> _DOCUMENT TEXT_:

--- Start ---

What is a standard name and standard statement of the following property/definition of the parabola?

Question

We will be referring to the following figure:

Figure 1.

Suppose we are given points $V$ and $F$, and a straight line $\ell$ perpendicular to the line through $V$ and $F$. In the figure, $W$ is the intersection of $\ell$ and the line through $V$ and $F$.

Note that $\ell$ divides the plane into two half-planes, which we will denote (in reference to Fig. 1) as the left and the right half-planes.

^{The notions of left and right, of course, only make sense in reference to the figure. It is not terribly difficult to make the discussion fully rigorous and independent of any figure. However, I think that, for the purposes of the present question, the additional necessary definitions would be more distracting than helpful. I will, however, provide a sketch of the procedure in Appendix 3.}

My question is about the following property/definition of parabola:

The Main Statement

A parabola with a focus at $F$ and a vertex at $V$ is the locus of points $P$ for which

(1)            $d(F,\thinspace P) + \sigma_{P}\thinspace d(P,\thinspace\ell)=\text{const.}$,

where

$\sigma_{P} = \begin{cases}+1,\quad \text{if $P$ is in the left half-plane;}\newline +1,\quad\text{if $P$ is on $L$ (though this value is irrelevant, since in this case $d(P,\thinspace L)=0$);}\newline -1\quad\thinspace\thinspace \text{otherwise (i.e., if $P$ is in the right half-plane).}\end{cases}$

Remarks

1. This property/definition of the parabola can be easily proven analytically (see Appendix 1), but it is motivated by the fact that a 'parabola is an ellipse with one focal point at infinity' (see Appendix 2).
2. There is no restriction on where the line $\ell$ falls relative to $V$ and $F$.
3. If $\ell$ is chosen to lie to the left of $V$ and such that $d(W,\thinspace V)=d(V,\thinspace F)$, then $\sigma_{P}=-1$ for all $P$ (since the entire parabola will fall in the right half-plane) and the statement becomes equivalent to the usual definition of the parabola, with $\ell$ the directrix.
4. Because we demand $V$ to be a point on the parabola, we see that the constant on the right-hand side of Eq. 1 is $d(V,\thinspace F)+\sigma_{V}\thinspace d(V,\thinspace \ell)$.

My questions

After much googling, I haven't been able to find this property/definition anywhere.

1. Is there a source (like a textbook) that gives this property/definition?

--- End ---

> _WHAT THIS EXERCISE ASKS_:
(1) Return everything in the parabola question from "The Main Statement" down to "to $V$ and $F$.".
(2) Answer these questions using the parabola question:
(a) What point does W denote in the figure?
(b) What restriction is placed on where the line ℓ falls relative to V and F?
(c) In which appendix is a sketch of the procedure for making the discussion independent of the figure provided?

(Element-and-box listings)
--- Start ---

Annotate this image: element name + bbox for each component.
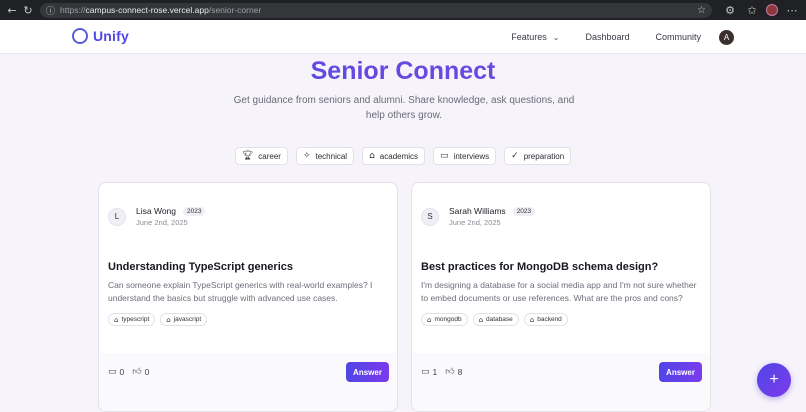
reload-icon[interactable]: ↻ (22, 2, 34, 18)
answer-count-value: 0 (119, 367, 125, 377)
nav-links: Features ⌄ Dashboard Community A (485, 20, 734, 54)
post-date: June 2nd, 2025 (136, 218, 188, 227)
author-avatar: L (108, 207, 126, 226)
nav-features[interactable]: Features ⌄ (511, 32, 559, 42)
tag-icon: ⌂ (529, 315, 535, 324)
nav-community[interactable]: Community (655, 32, 701, 42)
card-stats: ▭ 1 👍︎ 8 (421, 367, 462, 377)
page-subtitle: Get guidance from seniors and alumni. Sh… (233, 95, 575, 121)
url-text: https://campus-connect-rose.vercel.app/s… (60, 5, 262, 15)
back-icon[interactable]: ← (6, 2, 18, 18)
new-question-button[interactable]: + (757, 363, 791, 397)
category-interviews[interactable]: ▭ interviews (433, 147, 497, 165)
question-card[interactable]: L Lisa Wong 2023 June 2nd, 2025 Understa… (98, 182, 398, 412)
menu-icon[interactable]: ⋯ (784, 2, 800, 18)
card-stats: ▭ 0 👍︎ 0 (108, 367, 149, 377)
address-bar[interactable]: ⓘ https://campus-connect-rose.vercel.app… (40, 2, 712, 18)
extensions-icon[interactable]: ⚙ (722, 2, 738, 18)
tag-label: mongodb (434, 316, 462, 323)
question-body: I'm designing a database for a social me… (421, 280, 697, 303)
post-date: June 2nd, 2025 (449, 218, 501, 227)
category-label: interviews (453, 151, 490, 161)
tag-label: backend (537, 316, 562, 323)
bookmark-star-icon[interactable]: ☆ (697, 5, 706, 16)
category-label: career (258, 151, 281, 161)
logo[interactable]: Unify (72, 28, 129, 44)
like-count-value: 8 (457, 367, 463, 377)
category-preparation[interactable]: ✓ preparation (504, 147, 572, 165)
question-body: Can someone explain TypeScript generics … (108, 280, 373, 303)
tag[interactable]: ⌂ backend (523, 313, 568, 326)
comment-icon: ▭ (108, 367, 117, 377)
author-name[interactable]: Lisa Wong (136, 206, 176, 216)
category-filters: 🏆︎ career ✧ technical ⌂ academics ▭ intervie… (0, 147, 806, 165)
category-label: technical (315, 151, 348, 161)
tag-icon: ⌂ (427, 315, 432, 324)
tag[interactable]: ⌂ typescript (108, 313, 156, 326)
like-count[interactable]: 👍︎ 0 (132, 367, 149, 377)
author-name[interactable]: Sarah Williams (449, 206, 506, 216)
tag-label: javascript (173, 316, 202, 323)
tag-icon: ⌂ (166, 315, 171, 324)
author-avatar: S (421, 207, 439, 226)
tag[interactable]: ⌂ database (472, 313, 519, 326)
tag-list: ⌂ mongodb ⌂ database ⌂ backend (421, 313, 568, 326)
question-title[interactable]: Understanding TypeScript generics (108, 261, 293, 273)
category-label: preparation (523, 151, 565, 161)
user-avatar[interactable]: A (719, 29, 734, 45)
category-technical[interactable]: ✧ technical (295, 147, 355, 165)
tag[interactable]: ⌂ javascript (160, 313, 208, 326)
browser-profile-avatar[interactable] (766, 4, 778, 16)
like-count-value: 0 (144, 367, 150, 377)
favorites-icon[interactable]: ✩ (744, 2, 760, 18)
browser-toolbar: ← ↻ ⓘ https://campus-connect-rose.vercel… (0, 0, 806, 20)
like-count[interactable]: 👍︎ 8 (445, 367, 462, 377)
trophy-icon: 🏆︎ (241, 151, 254, 161)
chevron-down-icon: ⌄ (552, 32, 560, 42)
thumbs-up-icon: 👍︎ (445, 367, 455, 377)
sparkles-icon: ✧ (302, 151, 311, 161)
site-info-icon[interactable]: ⓘ (46, 4, 55, 17)
nav-features-label: Features (511, 32, 547, 42)
year-badge: 2023 (183, 206, 206, 216)
answer-button[interactable]: Answer (346, 362, 389, 382)
comment-icon: ▭ (421, 367, 430, 377)
page-title: Senior Connect (0, 57, 806, 86)
category-academics[interactable]: ⌂ academics (362, 147, 426, 165)
tag-list: ⌂ typescript ⌂ javascript (108, 313, 208, 326)
tag-icon: ⌂ (478, 315, 484, 324)
question-card[interactable]: S Sarah Williams 2023 June 2nd, 2025 Bes… (411, 182, 711, 412)
answer-count[interactable]: ▭ 1 (421, 367, 437, 377)
nav-dashboard[interactable]: Dashboard (585, 32, 629, 42)
card-author: S Sarah Williams 2023 June 2nd, 2025 (421, 206, 536, 227)
category-label: academics (379, 151, 419, 161)
tag-label: typescript (121, 316, 150, 323)
check-circle-icon: ✓ (511, 151, 519, 161)
logo-text: Unify (93, 28, 129, 44)
category-career[interactable]: 🏆︎ career (234, 147, 288, 165)
graduation-cap-icon: ⌂ (369, 151, 375, 161)
tag-label: database (486, 316, 513, 323)
tag-icon: ⌂ (114, 315, 119, 324)
card-author: L Lisa Wong 2023 June 2nd, 2025 (108, 206, 206, 227)
app-navbar: Unify Features ⌄ Dashboard Community A (0, 20, 806, 54)
answer-button[interactable]: Answer (659, 362, 702, 382)
tag[interactable]: ⌂ mongodb (421, 313, 468, 326)
answer-count-value: 1 (432, 367, 438, 377)
thumbs-up-icon: 👍︎ (132, 367, 142, 377)
logo-circle-icon (72, 28, 88, 44)
question-title[interactable]: Best practices for MongoDB schema design… (421, 261, 658, 273)
answer-count[interactable]: ▭ 0 (108, 367, 124, 377)
year-badge: 2023 (512, 206, 536, 216)
message-square-icon: ▭ (440, 151, 449, 161)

--- End ---

> _EXPECTED ANSWERS_:
(1)
The Main Statement

A parabola with a focus at $F$ and a vertex at $V$ is the locus of points $P$ for which

(1)            $d(F,\thinspace P) + \sigma_{P}\thinspace d(P,\thinspace\ell)=\text{const.}$,

where

$\sigma_{P} = \begin{cases}+1,\quad \text{if $P$ is in the left half-plane;}\newline +1,\quad\text{if $P$ is on $L$ (though this value is irrelevant, since in this case $d(P,\thinspace L)=0$);}\newline -1\quad\thinspace\thinspace \text{otherwise (i.e., if $P$ is in the right half-plane).}\end{cases}$

Remarks

1. This property/definition of the parabola can be easily proven analytically (see Appendix 1), but it is motivated by the fact that a 'parabola is an ellipse with one focal point at infinity' (see Appendix 2).
2. There is no restriction on where the line $\ell$ falls relative to $V$ and $F$.

(2)
(a) The intersection of ℓ and the line through V and F.
(b) There is no restriction.
(c) Appendix 3.